--- BEGIN ---

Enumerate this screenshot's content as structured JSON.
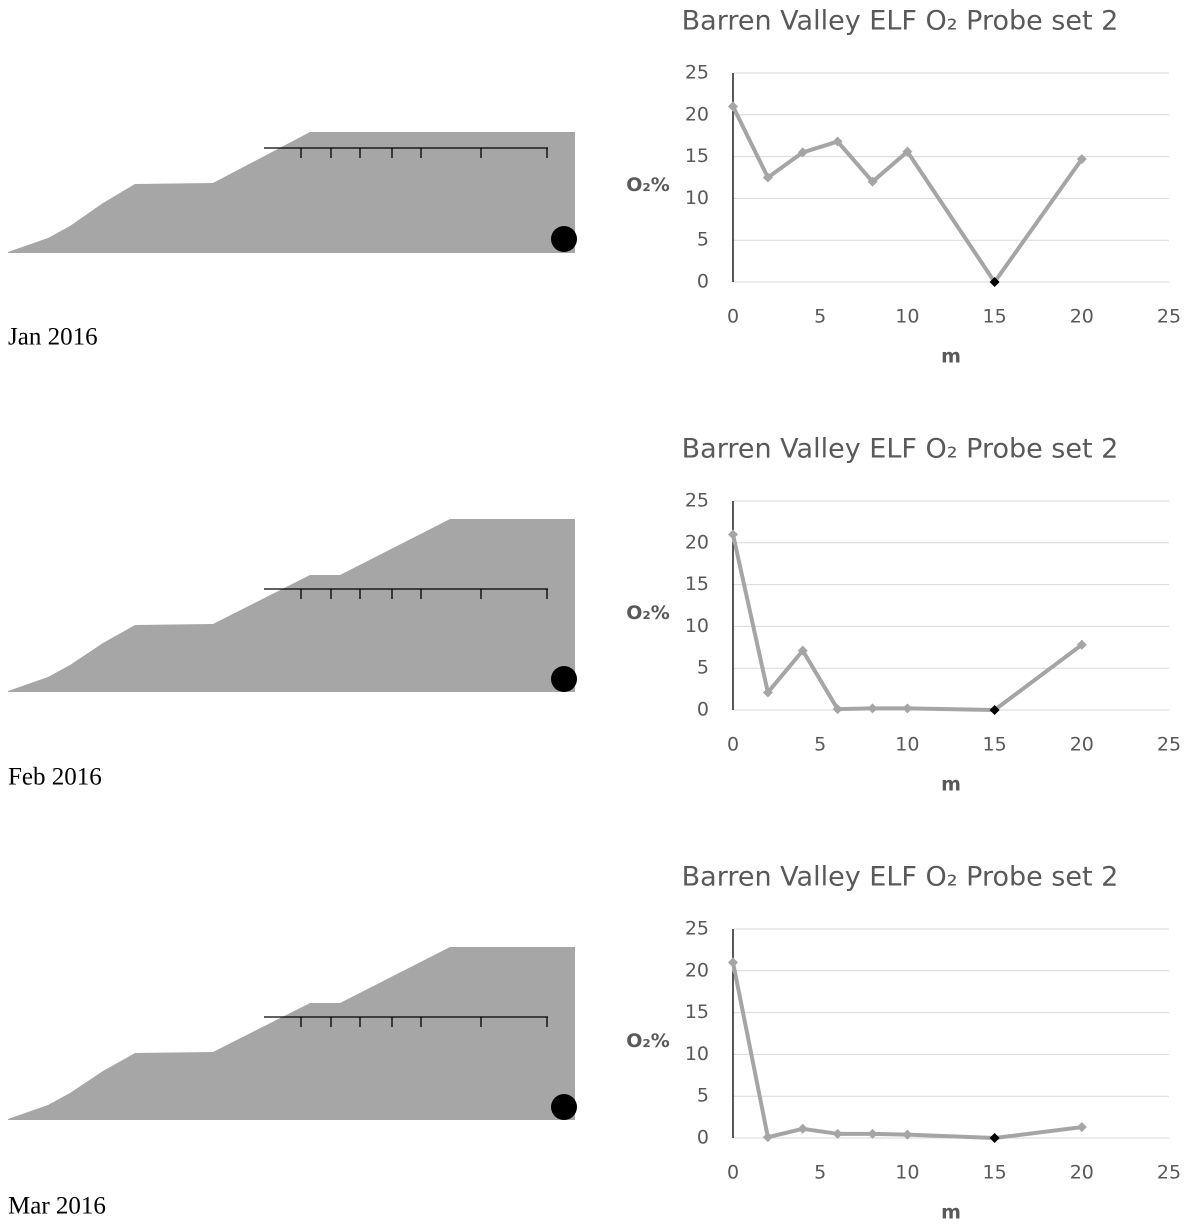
{
  "chart_data": [
    {
      "type": "line",
      "title": "Barren Valley ELF O₂ Probe set  2",
      "x_label": "m",
      "y_label": "O₂%",
      "x": [
        0,
        2,
        4,
        6,
        8,
        10,
        15,
        20
      ],
      "series": [
        {
          "color": "#a5a5a5",
          "values": [
            21,
            12.5,
            15.5,
            16.8,
            12,
            15.6,
            0,
            14.7
          ],
          "marker_colors": [
            "#a5a5a5",
            "#a5a5a5",
            "#a5a5a5",
            "#a5a5a5",
            "#a5a5a5",
            "#a5a5a5",
            "#000000",
            "#a5a5a5"
          ]
        }
      ],
      "xlim": [
        0,
        25
      ],
      "xticks": [
        0,
        5,
        10,
        15,
        20,
        25
      ],
      "ylim": [
        0,
        25
      ],
      "yticks": [
        0,
        5,
        10,
        15,
        20,
        25
      ],
      "grid": true
    },
    {
      "type": "line",
      "title": "Barren Valley ELF O₂ Probe set  2",
      "x_label": "m",
      "y_label": "O₂%",
      "x": [
        0,
        2,
        4,
        6,
        8,
        10,
        15,
        20
      ],
      "series": [
        {
          "color": "#a5a5a5",
          "values": [
            21,
            2.1,
            7.1,
            0.1,
            0.2,
            0.2,
            0,
            7.8
          ],
          "marker_colors": [
            "#a5a5a5",
            "#a5a5a5",
            "#a5a5a5",
            "#a5a5a5",
            "#a5a5a5",
            "#a5a5a5",
            "#000000",
            "#a5a5a5"
          ]
        }
      ],
      "xlim": [
        0,
        25
      ],
      "xticks": [
        0,
        5,
        10,
        15,
        20,
        25
      ],
      "ylim": [
        0,
        25
      ],
      "yticks": [
        0,
        5,
        10,
        15,
        20,
        25
      ],
      "grid": true
    },
    {
      "type": "line",
      "title": "Barren Valley ELF O₂ Probe set  2",
      "x_label": "m",
      "y_label": "O₂%",
      "x": [
        0,
        2,
        4,
        6,
        8,
        10,
        15,
        20
      ],
      "series": [
        {
          "color": "#a5a5a5",
          "values": [
            21,
            0.1,
            1.1,
            0.5,
            0.5,
            0.4,
            0,
            1.3
          ],
          "marker_colors": [
            "#a5a5a5",
            "#a5a5a5",
            "#a5a5a5",
            "#a5a5a5",
            "#a5a5a5",
            "#a5a5a5",
            "#000000",
            "#a5a5a5"
          ]
        }
      ],
      "xlim": [
        0,
        25
      ],
      "xticks": [
        0,
        5,
        10,
        15,
        20,
        25
      ],
      "ylim": [
        0,
        25
      ],
      "yticks": [
        0,
        5,
        10,
        15,
        20,
        25
      ],
      "grid": true
    }
  ],
  "date_labels": [
    "Jan 2016",
    "Feb 2016",
    "Mar 2016"
  ]
}
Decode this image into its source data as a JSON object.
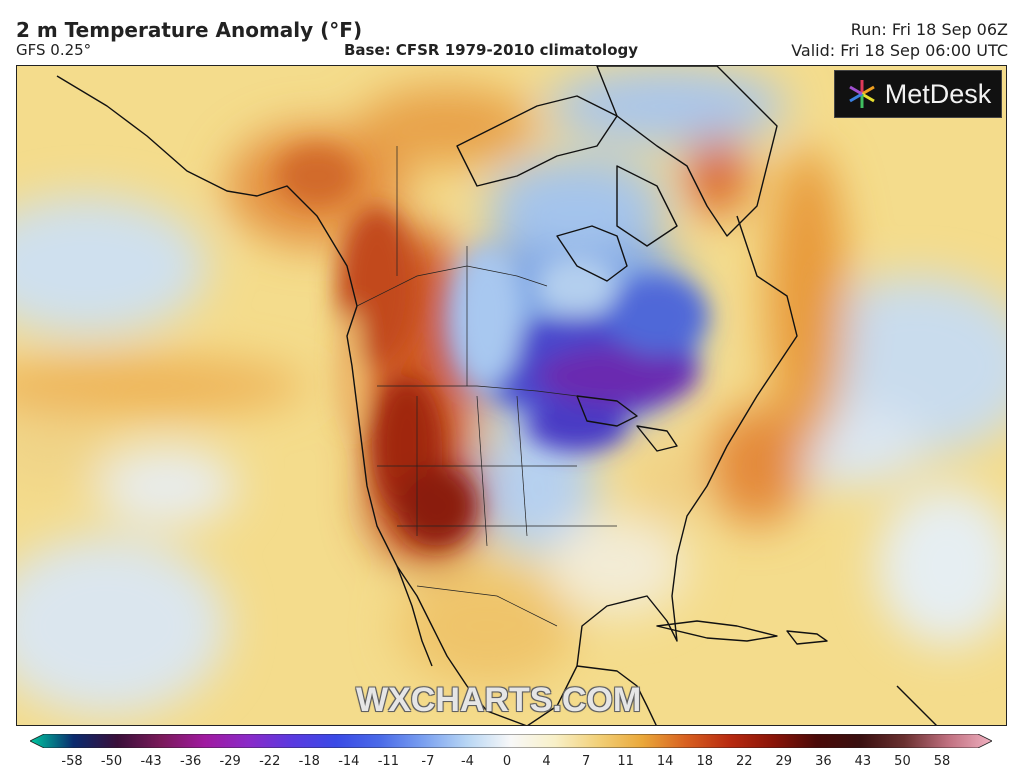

--- END ---

■ GIVEN REQUEST
Transcribe the entries above verbatim, omitting their pictures.

■ SOLUTION FOR THIS TASK
Enumerate this screenshot's content as structured JSON.
{
  "chart_data": [
    {
      "type": "line",
      "title": "Barren Valley ELF O₂ Probe set  2",
      "x_label": "m",
      "y_label": "O₂%",
      "x": [
        0,
        2,
        4,
        6,
        8,
        10,
        15,
        20
      ],
      "series": [
        {
          "color": "#a5a5a5",
          "values": [
            21,
            12.5,
            15.5,
            16.8,
            12,
            15.6,
            0,
            14.7
          ],
          "marker_colors": [
            "#a5a5a5",
            "#a5a5a5",
            "#a5a5a5",
            "#a5a5a5",
            "#a5a5a5",
            "#a5a5a5",
            "#000000",
            "#a5a5a5"
          ]
        }
      ],
      "xlim": [
        0,
        25
      ],
      "xticks": [
        0,
        5,
        10,
        15,
        20,
        25
      ],
      "ylim": [
        0,
        25
      ],
      "yticks": [
        0,
        5,
        10,
        15,
        20,
        25
      ],
      "grid": true
    },
    {
      "type": "line",
      "title": "Barren Valley ELF O₂ Probe set  2",
      "x_label": "m",
      "y_label": "O₂%",
      "x": [
        0,
        2,
        4,
        6,
        8,
        10,
        15,
        20
      ],
      "series": [
        {
          "color": "#a5a5a5",
          "values": [
            21,
            2.1,
            7.1,
            0.1,
            0.2,
            0.2,
            0,
            7.8
          ],
          "marker_colors": [
            "#a5a5a5",
            "#a5a5a5",
            "#a5a5a5",
            "#a5a5a5",
            "#a5a5a5",
            "#a5a5a5",
            "#000000",
            "#a5a5a5"
          ]
        }
      ],
      "xlim": [
        0,
        25
      ],
      "xticks": [
        0,
        5,
        10,
        15,
        20,
        25
      ],
      "ylim": [
        0,
        25
      ],
      "yticks": [
        0,
        5,
        10,
        15,
        20,
        25
      ],
      "grid": true
    },
    {
      "type": "line",
      "title": "Barren Valley ELF O₂ Probe set  2",
      "x_label": "m",
      "y_label": "O₂%",
      "x": [
        0,
        2,
        4,
        6,
        8,
        10,
        15,
        20
      ],
      "series": [
        {
          "color": "#a5a5a5",
          "values": [
            21,
            0.1,
            1.1,
            0.5,
            0.5,
            0.4,
            0,
            1.3
          ],
          "marker_colors": [
            "#a5a5a5",
            "#a5a5a5",
            "#a5a5a5",
            "#a5a5a5",
            "#a5a5a5",
            "#a5a5a5",
            "#000000",
            "#a5a5a5"
          ]
        }
      ],
      "xlim": [
        0,
        25
      ],
      "xticks": [
        0,
        5,
        10,
        15,
        20,
        25
      ],
      "ylim": [
        0,
        25
      ],
      "yticks": [
        0,
        5,
        10,
        15,
        20,
        25
      ],
      "grid": true
    }
  ],
  "date_labels": [
    "Jan 2016",
    "Feb 2016",
    "Mar 2016"
  ]
}
Decode this image into its source data as a JSON object.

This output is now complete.